Exercise task
Using the entries that follow, count the lines containing the word "Asie" and give that number by itself.

Data records:
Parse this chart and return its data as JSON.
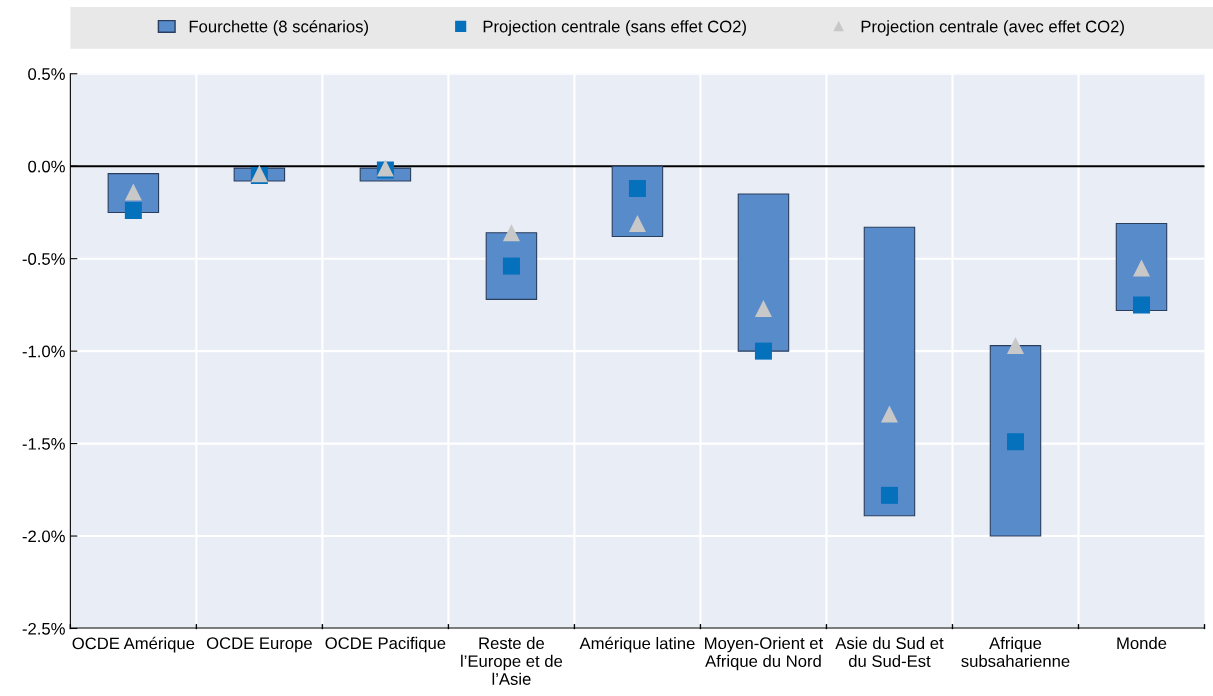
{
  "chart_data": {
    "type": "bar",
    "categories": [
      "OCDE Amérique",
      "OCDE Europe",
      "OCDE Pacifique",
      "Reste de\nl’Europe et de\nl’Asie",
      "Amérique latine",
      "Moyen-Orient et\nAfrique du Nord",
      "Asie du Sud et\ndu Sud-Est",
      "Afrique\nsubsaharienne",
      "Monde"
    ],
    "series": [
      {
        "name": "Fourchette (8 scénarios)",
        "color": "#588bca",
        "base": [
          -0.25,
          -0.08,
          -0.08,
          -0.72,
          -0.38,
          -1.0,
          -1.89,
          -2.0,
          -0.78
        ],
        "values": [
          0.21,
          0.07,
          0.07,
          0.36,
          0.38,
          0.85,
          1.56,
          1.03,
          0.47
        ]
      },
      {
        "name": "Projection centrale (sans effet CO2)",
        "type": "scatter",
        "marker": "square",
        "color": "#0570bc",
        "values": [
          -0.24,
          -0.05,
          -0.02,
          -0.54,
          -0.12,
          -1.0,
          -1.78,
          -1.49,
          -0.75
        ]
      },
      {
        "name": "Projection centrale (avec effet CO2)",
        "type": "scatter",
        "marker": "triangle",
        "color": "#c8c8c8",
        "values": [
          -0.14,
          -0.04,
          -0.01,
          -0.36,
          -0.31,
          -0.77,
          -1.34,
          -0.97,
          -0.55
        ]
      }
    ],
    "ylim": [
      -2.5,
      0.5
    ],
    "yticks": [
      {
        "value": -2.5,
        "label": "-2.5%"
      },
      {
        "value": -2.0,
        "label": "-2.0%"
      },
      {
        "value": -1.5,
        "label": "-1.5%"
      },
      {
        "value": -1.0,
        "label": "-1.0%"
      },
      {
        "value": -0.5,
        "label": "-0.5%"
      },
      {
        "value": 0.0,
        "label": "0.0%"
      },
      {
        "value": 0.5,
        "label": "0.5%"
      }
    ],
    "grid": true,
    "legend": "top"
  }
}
--
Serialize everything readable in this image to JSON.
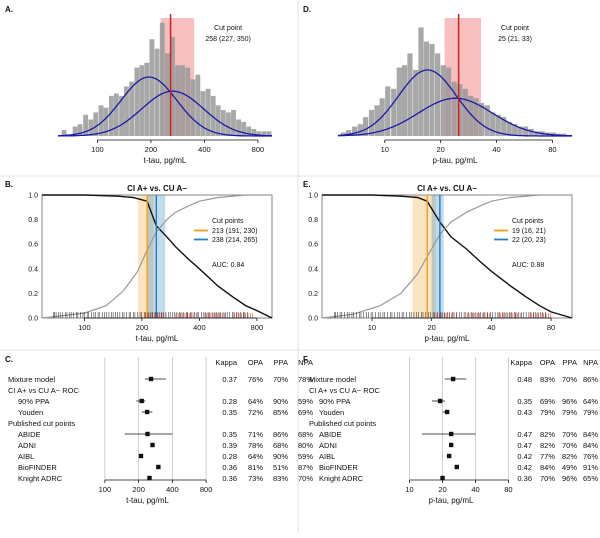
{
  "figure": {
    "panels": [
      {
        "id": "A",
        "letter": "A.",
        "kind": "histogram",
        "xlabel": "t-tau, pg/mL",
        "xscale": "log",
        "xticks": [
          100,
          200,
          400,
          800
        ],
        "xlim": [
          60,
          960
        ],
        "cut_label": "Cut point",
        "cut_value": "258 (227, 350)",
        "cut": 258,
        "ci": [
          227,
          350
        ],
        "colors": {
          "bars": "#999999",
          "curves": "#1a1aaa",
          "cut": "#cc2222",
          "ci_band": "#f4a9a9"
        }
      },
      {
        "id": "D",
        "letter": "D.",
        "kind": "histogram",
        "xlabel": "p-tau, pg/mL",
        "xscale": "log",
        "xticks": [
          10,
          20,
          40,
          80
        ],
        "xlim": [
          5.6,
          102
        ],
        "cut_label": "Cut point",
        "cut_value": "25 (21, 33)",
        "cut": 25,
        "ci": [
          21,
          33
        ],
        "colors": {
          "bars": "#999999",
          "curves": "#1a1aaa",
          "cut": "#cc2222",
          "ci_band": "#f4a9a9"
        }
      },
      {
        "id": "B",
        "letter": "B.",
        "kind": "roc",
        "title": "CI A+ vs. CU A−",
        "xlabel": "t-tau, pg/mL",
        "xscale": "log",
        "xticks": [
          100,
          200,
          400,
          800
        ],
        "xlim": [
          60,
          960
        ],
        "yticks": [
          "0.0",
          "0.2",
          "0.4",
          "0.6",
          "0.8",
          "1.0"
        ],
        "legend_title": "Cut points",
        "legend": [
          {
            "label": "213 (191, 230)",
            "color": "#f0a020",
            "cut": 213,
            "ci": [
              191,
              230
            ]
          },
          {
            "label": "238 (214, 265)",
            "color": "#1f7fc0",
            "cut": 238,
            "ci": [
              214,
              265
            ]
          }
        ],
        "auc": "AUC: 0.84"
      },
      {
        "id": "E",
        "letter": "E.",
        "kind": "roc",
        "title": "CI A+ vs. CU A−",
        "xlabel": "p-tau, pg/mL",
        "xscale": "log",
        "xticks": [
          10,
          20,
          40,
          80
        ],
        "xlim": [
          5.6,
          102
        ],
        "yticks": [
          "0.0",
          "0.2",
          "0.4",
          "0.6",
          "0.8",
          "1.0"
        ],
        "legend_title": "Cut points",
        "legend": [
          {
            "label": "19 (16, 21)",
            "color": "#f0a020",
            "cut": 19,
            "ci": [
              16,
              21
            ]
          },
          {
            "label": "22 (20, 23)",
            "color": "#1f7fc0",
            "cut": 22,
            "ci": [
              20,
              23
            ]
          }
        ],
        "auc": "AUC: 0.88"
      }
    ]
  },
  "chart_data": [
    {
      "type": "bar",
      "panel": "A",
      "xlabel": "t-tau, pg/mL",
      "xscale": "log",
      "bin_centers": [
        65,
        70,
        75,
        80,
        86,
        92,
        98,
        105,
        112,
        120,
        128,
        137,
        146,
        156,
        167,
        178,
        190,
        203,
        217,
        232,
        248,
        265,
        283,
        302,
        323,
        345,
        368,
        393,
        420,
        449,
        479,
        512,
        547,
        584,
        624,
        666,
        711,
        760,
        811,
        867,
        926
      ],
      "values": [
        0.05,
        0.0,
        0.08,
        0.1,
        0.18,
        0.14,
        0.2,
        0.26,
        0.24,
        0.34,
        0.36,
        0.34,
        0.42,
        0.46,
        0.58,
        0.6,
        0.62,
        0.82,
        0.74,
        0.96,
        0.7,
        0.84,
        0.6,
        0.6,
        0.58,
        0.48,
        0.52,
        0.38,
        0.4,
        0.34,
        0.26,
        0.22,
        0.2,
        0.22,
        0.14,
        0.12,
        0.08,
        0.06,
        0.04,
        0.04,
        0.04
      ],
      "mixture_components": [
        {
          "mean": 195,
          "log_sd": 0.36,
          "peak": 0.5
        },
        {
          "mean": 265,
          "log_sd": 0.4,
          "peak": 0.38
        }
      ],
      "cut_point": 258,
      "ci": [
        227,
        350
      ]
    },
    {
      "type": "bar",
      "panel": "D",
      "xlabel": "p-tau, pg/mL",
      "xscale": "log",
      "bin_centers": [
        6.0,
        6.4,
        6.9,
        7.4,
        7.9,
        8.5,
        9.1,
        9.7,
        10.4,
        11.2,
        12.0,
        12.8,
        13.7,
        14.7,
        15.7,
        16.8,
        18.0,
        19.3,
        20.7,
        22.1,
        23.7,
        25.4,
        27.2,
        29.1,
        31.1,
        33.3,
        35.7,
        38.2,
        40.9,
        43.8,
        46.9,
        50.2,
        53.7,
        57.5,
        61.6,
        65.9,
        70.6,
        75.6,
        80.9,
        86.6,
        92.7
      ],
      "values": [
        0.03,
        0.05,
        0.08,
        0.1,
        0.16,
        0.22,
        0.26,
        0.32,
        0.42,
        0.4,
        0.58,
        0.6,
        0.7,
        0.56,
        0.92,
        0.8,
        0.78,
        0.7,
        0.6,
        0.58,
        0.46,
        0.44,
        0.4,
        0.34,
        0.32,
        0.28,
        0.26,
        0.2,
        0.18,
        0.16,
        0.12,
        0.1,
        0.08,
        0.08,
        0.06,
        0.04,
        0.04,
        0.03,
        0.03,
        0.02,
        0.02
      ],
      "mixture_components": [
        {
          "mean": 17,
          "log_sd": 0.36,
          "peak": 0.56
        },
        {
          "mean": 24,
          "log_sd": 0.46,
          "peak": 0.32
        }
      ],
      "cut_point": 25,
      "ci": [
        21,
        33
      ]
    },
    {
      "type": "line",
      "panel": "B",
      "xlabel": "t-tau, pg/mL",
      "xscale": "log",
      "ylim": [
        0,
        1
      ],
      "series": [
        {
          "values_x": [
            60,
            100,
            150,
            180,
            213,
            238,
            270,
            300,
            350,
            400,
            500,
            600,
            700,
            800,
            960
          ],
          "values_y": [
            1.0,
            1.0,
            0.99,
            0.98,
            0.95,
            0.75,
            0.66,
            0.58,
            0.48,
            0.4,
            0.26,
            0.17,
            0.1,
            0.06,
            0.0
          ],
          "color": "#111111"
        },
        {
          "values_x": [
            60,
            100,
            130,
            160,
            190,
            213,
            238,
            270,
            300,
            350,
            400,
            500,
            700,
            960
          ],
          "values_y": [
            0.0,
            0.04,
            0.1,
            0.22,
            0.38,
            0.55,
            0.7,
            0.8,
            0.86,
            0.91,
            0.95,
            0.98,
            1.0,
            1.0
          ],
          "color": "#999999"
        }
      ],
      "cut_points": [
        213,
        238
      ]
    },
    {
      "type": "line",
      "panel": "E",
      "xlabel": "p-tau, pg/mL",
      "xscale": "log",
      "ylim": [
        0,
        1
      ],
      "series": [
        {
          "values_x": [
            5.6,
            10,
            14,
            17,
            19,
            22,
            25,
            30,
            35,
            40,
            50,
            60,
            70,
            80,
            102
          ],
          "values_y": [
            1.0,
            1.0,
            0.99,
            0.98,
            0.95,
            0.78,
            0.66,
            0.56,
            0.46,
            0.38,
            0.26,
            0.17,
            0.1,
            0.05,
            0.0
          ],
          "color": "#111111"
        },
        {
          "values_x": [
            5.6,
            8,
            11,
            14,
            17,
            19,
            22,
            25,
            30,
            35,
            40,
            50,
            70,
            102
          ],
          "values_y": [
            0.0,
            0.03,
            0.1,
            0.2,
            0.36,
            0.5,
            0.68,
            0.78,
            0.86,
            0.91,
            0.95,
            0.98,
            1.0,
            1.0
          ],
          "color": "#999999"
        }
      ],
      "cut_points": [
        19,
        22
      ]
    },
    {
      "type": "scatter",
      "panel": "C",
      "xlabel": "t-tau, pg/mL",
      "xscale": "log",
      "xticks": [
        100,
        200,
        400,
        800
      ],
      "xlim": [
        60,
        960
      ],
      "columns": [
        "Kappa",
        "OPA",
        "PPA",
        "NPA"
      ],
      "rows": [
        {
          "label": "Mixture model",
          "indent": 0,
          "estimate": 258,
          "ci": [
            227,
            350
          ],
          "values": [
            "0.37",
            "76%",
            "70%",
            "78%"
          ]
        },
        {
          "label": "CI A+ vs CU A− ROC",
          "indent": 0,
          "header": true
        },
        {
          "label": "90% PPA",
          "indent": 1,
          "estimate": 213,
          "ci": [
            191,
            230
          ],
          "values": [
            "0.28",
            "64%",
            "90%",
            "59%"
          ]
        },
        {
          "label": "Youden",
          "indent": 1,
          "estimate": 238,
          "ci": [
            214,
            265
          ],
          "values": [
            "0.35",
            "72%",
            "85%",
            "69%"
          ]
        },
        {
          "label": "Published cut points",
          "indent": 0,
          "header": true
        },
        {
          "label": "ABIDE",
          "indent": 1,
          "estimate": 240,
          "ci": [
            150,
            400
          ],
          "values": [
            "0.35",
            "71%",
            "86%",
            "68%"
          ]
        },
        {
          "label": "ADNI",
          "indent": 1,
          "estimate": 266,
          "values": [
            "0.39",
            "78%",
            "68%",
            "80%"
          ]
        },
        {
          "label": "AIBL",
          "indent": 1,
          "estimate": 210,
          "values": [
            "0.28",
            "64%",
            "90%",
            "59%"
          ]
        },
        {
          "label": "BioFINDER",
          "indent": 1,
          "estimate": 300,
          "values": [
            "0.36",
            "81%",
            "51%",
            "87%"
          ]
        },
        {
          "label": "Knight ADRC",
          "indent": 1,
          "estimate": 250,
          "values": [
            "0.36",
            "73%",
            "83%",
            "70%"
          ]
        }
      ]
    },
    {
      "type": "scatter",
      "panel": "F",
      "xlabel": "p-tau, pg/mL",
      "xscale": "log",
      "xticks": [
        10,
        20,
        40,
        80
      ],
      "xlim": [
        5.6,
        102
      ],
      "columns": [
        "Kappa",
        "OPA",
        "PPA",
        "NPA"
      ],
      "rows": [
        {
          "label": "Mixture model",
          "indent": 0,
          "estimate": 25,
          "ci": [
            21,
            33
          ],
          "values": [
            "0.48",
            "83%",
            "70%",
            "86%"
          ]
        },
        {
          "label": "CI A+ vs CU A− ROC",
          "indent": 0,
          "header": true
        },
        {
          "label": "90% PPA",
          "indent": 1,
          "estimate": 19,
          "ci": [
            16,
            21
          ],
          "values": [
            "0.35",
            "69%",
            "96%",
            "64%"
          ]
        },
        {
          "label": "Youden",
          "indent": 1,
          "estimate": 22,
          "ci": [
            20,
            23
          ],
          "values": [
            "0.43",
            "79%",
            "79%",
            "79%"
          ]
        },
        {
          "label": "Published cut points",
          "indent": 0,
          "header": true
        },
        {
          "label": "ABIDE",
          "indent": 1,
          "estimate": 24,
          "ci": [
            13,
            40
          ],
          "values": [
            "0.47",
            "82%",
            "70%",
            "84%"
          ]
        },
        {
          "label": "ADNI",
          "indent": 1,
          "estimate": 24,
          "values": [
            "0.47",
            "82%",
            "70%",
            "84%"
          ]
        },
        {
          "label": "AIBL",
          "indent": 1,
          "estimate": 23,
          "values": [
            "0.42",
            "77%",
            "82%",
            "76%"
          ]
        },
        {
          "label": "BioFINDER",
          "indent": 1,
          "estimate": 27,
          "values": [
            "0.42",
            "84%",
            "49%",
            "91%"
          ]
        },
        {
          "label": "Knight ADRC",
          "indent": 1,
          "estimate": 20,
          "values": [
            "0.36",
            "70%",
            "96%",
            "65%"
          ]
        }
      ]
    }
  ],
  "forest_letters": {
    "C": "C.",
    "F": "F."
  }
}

Task answer
2